> _What you have to do_
Count lines holding the word "name". Only the number is wanted.

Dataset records
----
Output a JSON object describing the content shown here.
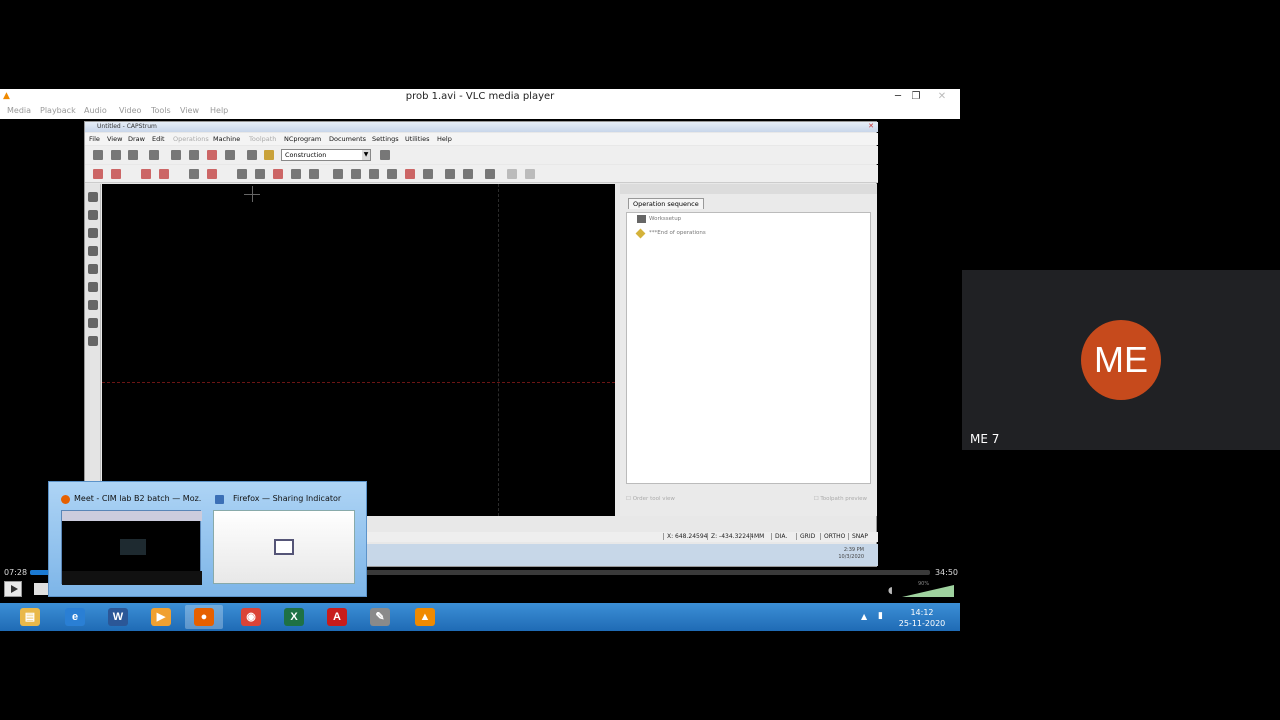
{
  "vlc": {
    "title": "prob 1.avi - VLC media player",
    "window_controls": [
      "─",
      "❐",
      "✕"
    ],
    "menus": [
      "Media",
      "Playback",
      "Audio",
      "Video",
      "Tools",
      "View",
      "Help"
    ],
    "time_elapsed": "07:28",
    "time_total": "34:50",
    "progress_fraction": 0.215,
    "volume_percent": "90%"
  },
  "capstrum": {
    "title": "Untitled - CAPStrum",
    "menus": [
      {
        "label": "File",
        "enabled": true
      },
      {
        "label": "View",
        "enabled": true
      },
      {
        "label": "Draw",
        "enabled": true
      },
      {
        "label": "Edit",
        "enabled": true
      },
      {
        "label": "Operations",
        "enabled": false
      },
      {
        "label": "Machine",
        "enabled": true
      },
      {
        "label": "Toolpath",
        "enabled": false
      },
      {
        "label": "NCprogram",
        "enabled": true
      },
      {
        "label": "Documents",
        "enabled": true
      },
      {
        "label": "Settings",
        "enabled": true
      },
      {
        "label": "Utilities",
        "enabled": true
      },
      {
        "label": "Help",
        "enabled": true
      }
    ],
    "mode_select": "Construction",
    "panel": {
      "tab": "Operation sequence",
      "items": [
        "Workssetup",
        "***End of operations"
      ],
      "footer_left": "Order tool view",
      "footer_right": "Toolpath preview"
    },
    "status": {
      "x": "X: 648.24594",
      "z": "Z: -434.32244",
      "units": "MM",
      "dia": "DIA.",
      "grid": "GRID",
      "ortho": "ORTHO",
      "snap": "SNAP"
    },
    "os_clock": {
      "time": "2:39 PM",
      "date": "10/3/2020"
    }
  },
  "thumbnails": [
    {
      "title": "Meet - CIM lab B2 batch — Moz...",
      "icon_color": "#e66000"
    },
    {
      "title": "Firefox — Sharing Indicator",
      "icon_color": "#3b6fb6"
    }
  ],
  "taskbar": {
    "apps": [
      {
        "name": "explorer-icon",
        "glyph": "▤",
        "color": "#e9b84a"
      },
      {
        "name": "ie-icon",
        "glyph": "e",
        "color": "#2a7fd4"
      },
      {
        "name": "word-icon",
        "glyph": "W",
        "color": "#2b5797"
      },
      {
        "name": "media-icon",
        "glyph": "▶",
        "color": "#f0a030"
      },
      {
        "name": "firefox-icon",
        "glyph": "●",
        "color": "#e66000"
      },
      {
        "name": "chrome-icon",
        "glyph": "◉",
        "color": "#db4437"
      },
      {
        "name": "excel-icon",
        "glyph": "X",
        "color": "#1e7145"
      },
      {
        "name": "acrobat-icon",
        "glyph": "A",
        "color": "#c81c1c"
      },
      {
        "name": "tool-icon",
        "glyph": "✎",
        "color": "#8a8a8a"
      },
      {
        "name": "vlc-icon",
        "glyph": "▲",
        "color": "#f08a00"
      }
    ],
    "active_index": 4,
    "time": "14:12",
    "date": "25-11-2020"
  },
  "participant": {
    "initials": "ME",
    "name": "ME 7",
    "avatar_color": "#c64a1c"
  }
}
----
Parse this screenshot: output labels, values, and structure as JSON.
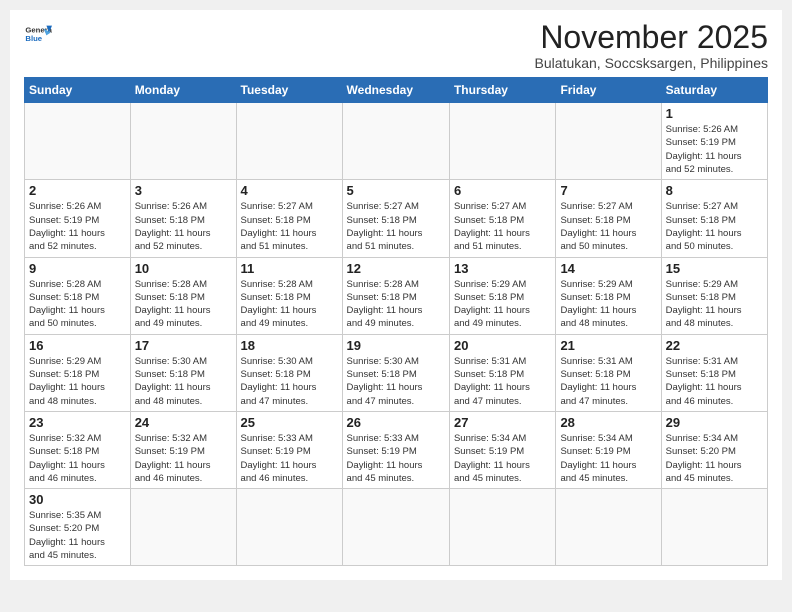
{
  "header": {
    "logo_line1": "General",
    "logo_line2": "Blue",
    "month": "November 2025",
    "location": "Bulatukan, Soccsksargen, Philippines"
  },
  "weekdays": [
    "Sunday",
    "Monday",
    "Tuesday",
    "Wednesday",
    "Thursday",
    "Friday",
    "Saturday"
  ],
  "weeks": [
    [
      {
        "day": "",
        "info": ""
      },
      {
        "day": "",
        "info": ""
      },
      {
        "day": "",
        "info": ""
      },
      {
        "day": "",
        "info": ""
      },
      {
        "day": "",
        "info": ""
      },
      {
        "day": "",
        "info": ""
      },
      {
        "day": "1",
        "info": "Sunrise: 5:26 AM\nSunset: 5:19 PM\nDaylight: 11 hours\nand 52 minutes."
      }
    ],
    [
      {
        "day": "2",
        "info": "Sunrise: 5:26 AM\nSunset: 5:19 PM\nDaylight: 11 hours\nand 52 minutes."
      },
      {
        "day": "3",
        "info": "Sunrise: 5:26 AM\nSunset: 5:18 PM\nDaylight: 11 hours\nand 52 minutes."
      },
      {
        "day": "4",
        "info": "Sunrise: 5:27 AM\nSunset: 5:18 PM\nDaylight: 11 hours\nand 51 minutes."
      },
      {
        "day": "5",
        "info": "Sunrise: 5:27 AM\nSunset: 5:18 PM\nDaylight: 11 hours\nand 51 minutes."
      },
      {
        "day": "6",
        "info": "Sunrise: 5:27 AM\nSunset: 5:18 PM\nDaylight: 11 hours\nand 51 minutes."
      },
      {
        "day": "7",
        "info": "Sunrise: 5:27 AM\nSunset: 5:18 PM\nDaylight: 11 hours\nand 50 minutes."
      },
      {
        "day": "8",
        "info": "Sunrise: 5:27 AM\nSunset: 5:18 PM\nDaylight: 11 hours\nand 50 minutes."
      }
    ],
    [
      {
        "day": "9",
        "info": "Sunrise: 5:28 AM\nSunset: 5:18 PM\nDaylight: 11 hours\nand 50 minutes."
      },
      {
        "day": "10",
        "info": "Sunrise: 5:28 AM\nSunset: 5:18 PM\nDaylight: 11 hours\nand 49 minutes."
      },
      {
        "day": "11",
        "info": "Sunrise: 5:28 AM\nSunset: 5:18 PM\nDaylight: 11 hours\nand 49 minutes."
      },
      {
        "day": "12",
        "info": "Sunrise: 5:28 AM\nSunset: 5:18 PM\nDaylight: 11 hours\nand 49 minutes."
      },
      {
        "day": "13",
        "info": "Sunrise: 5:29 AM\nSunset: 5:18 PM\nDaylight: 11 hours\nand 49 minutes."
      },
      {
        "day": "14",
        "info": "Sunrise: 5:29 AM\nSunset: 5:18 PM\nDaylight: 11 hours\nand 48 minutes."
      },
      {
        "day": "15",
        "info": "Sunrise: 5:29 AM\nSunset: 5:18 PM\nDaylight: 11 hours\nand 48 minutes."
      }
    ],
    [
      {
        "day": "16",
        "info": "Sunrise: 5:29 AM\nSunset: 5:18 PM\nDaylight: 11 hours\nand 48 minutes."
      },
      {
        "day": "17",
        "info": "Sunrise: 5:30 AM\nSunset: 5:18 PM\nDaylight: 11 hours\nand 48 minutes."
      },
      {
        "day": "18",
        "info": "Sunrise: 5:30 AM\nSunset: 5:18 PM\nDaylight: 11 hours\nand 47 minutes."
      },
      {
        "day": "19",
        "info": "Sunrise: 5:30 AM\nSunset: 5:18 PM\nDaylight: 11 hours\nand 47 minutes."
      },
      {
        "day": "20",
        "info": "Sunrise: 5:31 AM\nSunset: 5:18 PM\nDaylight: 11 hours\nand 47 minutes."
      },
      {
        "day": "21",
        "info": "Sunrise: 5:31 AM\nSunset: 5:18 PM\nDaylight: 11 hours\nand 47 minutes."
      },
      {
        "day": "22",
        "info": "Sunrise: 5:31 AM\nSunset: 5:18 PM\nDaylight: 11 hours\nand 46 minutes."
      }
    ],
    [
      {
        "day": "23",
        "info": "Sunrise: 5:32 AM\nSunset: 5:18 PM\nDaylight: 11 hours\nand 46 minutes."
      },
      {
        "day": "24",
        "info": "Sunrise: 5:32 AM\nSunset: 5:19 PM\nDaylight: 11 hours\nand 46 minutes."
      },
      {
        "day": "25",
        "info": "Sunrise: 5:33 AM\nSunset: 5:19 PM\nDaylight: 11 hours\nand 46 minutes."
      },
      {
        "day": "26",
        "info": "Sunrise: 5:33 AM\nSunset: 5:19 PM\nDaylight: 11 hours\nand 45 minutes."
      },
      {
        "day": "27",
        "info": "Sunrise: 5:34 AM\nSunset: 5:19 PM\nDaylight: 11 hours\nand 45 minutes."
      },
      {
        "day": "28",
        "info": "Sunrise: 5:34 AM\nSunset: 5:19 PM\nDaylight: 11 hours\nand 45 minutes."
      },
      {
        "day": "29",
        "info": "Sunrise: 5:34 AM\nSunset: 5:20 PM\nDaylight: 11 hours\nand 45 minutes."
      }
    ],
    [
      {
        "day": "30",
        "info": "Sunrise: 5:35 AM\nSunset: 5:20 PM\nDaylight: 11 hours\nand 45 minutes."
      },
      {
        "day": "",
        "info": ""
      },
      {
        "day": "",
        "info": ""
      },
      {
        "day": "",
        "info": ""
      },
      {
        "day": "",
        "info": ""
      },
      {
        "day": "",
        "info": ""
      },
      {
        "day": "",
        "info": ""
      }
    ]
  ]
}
----
> _Complete response_
11